LISTING:
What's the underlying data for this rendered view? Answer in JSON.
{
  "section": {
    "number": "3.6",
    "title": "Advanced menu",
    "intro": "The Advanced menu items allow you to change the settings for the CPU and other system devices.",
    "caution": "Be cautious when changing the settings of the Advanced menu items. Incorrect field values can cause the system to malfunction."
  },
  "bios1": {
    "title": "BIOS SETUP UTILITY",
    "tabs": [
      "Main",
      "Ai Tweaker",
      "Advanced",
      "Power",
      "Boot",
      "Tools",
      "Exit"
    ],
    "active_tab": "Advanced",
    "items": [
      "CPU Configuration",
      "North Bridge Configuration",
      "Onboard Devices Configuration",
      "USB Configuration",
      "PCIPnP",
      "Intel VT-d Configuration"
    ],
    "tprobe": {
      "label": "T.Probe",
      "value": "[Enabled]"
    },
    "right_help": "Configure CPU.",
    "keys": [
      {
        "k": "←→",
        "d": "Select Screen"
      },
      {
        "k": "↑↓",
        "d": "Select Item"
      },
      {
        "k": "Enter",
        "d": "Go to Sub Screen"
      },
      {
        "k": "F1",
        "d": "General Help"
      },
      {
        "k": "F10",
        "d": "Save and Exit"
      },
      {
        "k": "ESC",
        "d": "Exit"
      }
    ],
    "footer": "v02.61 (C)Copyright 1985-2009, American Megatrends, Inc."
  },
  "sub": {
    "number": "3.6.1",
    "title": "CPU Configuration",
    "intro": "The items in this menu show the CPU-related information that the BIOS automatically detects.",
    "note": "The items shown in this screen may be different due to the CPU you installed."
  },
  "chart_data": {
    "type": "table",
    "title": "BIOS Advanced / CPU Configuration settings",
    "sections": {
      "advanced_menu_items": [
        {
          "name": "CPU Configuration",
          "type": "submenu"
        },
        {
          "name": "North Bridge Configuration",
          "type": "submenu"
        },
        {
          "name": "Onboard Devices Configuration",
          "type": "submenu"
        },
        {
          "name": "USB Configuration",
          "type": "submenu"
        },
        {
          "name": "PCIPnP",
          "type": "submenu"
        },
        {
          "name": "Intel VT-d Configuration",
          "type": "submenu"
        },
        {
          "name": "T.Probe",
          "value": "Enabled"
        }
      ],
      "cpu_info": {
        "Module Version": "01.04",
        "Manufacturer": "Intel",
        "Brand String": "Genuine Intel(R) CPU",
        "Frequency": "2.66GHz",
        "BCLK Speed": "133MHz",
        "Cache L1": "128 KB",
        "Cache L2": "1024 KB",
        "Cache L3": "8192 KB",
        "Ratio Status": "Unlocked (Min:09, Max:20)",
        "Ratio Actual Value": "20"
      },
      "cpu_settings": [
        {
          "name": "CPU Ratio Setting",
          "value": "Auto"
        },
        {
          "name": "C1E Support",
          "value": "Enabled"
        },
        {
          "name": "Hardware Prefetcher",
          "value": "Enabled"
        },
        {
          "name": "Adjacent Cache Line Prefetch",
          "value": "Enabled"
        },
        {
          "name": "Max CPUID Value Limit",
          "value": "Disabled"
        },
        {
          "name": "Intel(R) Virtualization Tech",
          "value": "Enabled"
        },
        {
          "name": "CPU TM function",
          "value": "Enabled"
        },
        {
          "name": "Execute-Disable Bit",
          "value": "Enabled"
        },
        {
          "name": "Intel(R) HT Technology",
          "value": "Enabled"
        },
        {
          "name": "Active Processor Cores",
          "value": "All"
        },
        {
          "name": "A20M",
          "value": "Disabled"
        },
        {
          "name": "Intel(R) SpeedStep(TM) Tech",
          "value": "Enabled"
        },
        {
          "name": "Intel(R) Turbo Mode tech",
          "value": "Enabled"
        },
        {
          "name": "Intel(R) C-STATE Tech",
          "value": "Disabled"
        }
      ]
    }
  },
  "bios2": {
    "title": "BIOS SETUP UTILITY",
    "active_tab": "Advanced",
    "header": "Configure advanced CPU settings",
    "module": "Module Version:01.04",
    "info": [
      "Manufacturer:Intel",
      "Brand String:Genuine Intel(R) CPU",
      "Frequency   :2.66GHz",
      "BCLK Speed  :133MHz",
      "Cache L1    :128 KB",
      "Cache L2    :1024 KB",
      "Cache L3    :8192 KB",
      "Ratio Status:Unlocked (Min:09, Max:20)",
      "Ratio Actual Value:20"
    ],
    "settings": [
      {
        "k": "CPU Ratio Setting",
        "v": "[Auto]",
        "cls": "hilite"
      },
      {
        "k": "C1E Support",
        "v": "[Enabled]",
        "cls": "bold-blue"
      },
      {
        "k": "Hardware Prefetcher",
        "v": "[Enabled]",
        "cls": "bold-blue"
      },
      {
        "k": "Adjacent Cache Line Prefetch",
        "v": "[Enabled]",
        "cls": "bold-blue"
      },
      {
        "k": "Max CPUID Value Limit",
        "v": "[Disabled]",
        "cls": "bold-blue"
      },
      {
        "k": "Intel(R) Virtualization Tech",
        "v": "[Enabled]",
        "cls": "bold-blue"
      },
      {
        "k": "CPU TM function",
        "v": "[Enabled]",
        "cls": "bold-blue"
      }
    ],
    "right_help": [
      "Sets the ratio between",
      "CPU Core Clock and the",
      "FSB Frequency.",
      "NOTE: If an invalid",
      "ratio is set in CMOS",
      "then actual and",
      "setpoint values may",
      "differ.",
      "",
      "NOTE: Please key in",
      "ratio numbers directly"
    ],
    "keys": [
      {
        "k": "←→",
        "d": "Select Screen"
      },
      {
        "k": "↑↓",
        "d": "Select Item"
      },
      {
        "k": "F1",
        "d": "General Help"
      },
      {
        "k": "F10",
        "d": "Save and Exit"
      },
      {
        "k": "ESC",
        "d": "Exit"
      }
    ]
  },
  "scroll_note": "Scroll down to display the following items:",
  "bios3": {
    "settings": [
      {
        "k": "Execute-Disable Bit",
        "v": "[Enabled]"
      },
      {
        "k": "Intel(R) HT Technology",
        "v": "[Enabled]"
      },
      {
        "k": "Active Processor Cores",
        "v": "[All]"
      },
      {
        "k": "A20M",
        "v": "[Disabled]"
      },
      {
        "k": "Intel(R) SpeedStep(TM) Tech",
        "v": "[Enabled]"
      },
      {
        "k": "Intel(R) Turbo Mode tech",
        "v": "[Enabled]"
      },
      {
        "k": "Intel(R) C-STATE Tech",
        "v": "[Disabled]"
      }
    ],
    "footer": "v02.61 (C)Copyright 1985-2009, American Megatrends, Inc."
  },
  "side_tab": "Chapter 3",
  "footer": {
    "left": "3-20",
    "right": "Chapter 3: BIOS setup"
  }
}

GIVEN INSTRUCTION: Across the data, tally the lines containing "Limit" and give back the number alone.

TASK RESPONSE: 2